Repeat the whole of the data, keeping every detail the same.

───── Data records ─────

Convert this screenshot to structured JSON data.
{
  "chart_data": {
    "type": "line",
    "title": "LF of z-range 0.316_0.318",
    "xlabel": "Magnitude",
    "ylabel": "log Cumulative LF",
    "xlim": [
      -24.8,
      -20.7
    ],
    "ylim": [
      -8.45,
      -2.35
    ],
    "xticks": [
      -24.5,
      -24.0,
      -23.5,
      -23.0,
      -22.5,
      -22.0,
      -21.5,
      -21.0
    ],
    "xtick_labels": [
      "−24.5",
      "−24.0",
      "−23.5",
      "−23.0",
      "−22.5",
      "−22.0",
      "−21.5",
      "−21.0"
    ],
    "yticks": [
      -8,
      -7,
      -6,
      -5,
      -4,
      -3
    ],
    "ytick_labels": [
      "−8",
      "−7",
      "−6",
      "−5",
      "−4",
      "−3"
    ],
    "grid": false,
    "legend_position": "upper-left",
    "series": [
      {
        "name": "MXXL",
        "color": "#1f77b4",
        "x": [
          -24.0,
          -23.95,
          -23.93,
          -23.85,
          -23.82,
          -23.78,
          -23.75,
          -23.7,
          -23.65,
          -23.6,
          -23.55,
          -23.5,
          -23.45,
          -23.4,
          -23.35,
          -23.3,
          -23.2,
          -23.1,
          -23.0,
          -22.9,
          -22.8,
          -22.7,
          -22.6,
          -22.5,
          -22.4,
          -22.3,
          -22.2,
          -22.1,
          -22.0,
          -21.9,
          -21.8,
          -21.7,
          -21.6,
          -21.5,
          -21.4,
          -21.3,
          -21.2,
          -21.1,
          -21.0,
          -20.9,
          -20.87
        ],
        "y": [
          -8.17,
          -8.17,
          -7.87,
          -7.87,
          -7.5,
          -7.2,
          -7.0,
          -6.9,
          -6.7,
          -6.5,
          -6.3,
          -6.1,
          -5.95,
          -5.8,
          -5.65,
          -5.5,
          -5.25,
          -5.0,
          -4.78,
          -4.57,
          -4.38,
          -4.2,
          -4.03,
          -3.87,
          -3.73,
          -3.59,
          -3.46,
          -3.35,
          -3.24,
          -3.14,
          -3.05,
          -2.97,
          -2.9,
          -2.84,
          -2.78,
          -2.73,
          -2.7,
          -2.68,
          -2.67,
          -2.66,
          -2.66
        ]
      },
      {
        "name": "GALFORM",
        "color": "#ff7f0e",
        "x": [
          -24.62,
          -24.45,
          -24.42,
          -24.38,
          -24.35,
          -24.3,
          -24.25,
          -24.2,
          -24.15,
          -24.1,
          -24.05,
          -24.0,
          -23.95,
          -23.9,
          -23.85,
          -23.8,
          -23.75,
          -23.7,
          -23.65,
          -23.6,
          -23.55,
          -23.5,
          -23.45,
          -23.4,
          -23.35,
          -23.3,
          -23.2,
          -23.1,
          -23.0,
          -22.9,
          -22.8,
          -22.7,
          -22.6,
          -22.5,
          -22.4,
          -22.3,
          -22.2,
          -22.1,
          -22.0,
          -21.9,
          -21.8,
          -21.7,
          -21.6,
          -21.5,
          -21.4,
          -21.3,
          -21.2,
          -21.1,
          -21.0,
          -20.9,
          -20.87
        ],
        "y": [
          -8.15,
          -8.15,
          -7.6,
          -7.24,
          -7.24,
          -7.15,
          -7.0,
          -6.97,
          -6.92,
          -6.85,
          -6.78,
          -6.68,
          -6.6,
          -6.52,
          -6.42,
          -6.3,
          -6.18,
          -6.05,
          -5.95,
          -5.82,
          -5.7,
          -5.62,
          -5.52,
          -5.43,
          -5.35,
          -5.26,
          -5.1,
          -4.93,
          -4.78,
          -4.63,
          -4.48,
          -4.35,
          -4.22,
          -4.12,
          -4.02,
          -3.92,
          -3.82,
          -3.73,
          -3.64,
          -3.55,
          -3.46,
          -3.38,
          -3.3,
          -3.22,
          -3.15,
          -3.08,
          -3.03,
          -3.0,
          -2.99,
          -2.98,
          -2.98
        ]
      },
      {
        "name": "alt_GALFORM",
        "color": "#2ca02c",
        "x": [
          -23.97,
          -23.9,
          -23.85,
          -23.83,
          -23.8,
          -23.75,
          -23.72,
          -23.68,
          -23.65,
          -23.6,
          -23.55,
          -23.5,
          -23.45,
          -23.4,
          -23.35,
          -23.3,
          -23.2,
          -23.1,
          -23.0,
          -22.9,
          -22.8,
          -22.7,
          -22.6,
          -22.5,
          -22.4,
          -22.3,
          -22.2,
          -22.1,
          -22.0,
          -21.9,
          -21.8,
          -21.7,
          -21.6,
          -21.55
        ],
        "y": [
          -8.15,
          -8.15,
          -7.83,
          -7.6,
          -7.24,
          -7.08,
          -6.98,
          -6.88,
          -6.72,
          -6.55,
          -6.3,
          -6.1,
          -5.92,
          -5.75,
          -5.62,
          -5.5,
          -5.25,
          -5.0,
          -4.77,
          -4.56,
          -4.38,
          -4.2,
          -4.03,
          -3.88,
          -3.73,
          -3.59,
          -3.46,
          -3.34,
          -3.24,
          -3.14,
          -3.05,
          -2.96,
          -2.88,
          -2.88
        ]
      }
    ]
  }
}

─────

## Response to the task
Convert this screenshot to structured JSON data.
{
  "chart_data": {
    "type": "line",
    "title": "LF of z-range 0.316_0.318",
    "xlabel": "Magnitude",
    "ylabel": "log Cumulative LF",
    "xlim": [
      -24.8,
      -20.7
    ],
    "ylim": [
      -8.45,
      -2.35
    ],
    "xticks": [
      -24.5,
      -24.0,
      -23.5,
      -23.0,
      -22.5,
      -22.0,
      -21.5,
      -21.0
    ],
    "xtick_labels": [
      "−24.5",
      "−24.0",
      "−23.5",
      "−23.0",
      "−22.5",
      "−22.0",
      "−21.5",
      "−21.0"
    ],
    "yticks": [
      -8,
      -7,
      -6,
      -5,
      -4,
      -3
    ],
    "ytick_labels": [
      "−8",
      "−7",
      "−6",
      "−5",
      "−4",
      "−3"
    ],
    "grid": false,
    "legend_position": "upper-left",
    "series": [
      {
        "name": "MXXL",
        "color": "#1f77b4",
        "x": [
          -24.0,
          -23.95,
          -23.93,
          -23.85,
          -23.82,
          -23.78,
          -23.75,
          -23.7,
          -23.65,
          -23.6,
          -23.55,
          -23.5,
          -23.45,
          -23.4,
          -23.35,
          -23.3,
          -23.2,
          -23.1,
          -23.0,
          -22.9,
          -22.8,
          -22.7,
          -22.6,
          -22.5,
          -22.4,
          -22.3,
          -22.2,
          -22.1,
          -22.0,
          -21.9,
          -21.8,
          -21.7,
          -21.6,
          -21.5,
          -21.4,
          -21.3,
          -21.2,
          -21.1,
          -21.0,
          -20.9,
          -20.87
        ],
        "y": [
          -8.17,
          -8.17,
          -7.87,
          -7.87,
          -7.5,
          -7.2,
          -7.0,
          -6.9,
          -6.7,
          -6.5,
          -6.3,
          -6.1,
          -5.95,
          -5.8,
          -5.65,
          -5.5,
          -5.25,
          -5.0,
          -4.78,
          -4.57,
          -4.38,
          -4.2,
          -4.03,
          -3.87,
          -3.73,
          -3.59,
          -3.46,
          -3.35,
          -3.24,
          -3.14,
          -3.05,
          -2.97,
          -2.9,
          -2.84,
          -2.78,
          -2.73,
          -2.7,
          -2.68,
          -2.67,
          -2.66,
          -2.66
        ]
      },
      {
        "name": "GALFORM",
        "color": "#ff7f0e",
        "x": [
          -24.62,
          -24.45,
          -24.42,
          -24.38,
          -24.35,
          -24.3,
          -24.25,
          -24.2,
          -24.15,
          -24.1,
          -24.05,
          -24.0,
          -23.95,
          -23.9,
          -23.85,
          -23.8,
          -23.75,
          -23.7,
          -23.65,
          -23.6,
          -23.55,
          -23.5,
          -23.45,
          -23.4,
          -23.35,
          -23.3,
          -23.2,
          -23.1,
          -23.0,
          -22.9,
          -22.8,
          -22.7,
          -22.6,
          -22.5,
          -22.4,
          -22.3,
          -22.2,
          -22.1,
          -22.0,
          -21.9,
          -21.8,
          -21.7,
          -21.6,
          -21.5,
          -21.4,
          -21.3,
          -21.2,
          -21.1,
          -21.0,
          -20.9,
          -20.87
        ],
        "y": [
          -8.15,
          -8.15,
          -7.6,
          -7.24,
          -7.24,
          -7.15,
          -7.0,
          -6.97,
          -6.92,
          -6.85,
          -6.78,
          -6.68,
          -6.6,
          -6.52,
          -6.42,
          -6.3,
          -6.18,
          -6.05,
          -5.95,
          -5.82,
          -5.7,
          -5.62,
          -5.52,
          -5.43,
          -5.35,
          -5.26,
          -5.1,
          -4.93,
          -4.78,
          -4.63,
          -4.48,
          -4.35,
          -4.22,
          -4.12,
          -4.02,
          -3.92,
          -3.82,
          -3.73,
          -3.64,
          -3.55,
          -3.46,
          -3.38,
          -3.3,
          -3.22,
          -3.15,
          -3.08,
          -3.03,
          -3.0,
          -2.99,
          -2.98,
          -2.98
        ]
      },
      {
        "name": "alt_GALFORM",
        "color": "#2ca02c",
        "x": [
          -23.97,
          -23.9,
          -23.85,
          -23.83,
          -23.8,
          -23.75,
          -23.72,
          -23.68,
          -23.65,
          -23.6,
          -23.55,
          -23.5,
          -23.45,
          -23.4,
          -23.35,
          -23.3,
          -23.2,
          -23.1,
          -23.0,
          -22.9,
          -22.8,
          -22.7,
          -22.6,
          -22.5,
          -22.4,
          -22.3,
          -22.2,
          -22.1,
          -22.0,
          -21.9,
          -21.8,
          -21.7,
          -21.6,
          -21.55
        ],
        "y": [
          -8.15,
          -8.15,
          -7.83,
          -7.6,
          -7.24,
          -7.08,
          -6.98,
          -6.88,
          -6.72,
          -6.55,
          -6.3,
          -6.1,
          -5.92,
          -5.75,
          -5.62,
          -5.5,
          -5.25,
          -5.0,
          -4.77,
          -4.56,
          -4.38,
          -4.2,
          -4.03,
          -3.88,
          -3.73,
          -3.59,
          -3.46,
          -3.34,
          -3.24,
          -3.14,
          -3.05,
          -2.96,
          -2.88,
          -2.88
        ]
      }
    ]
  }
}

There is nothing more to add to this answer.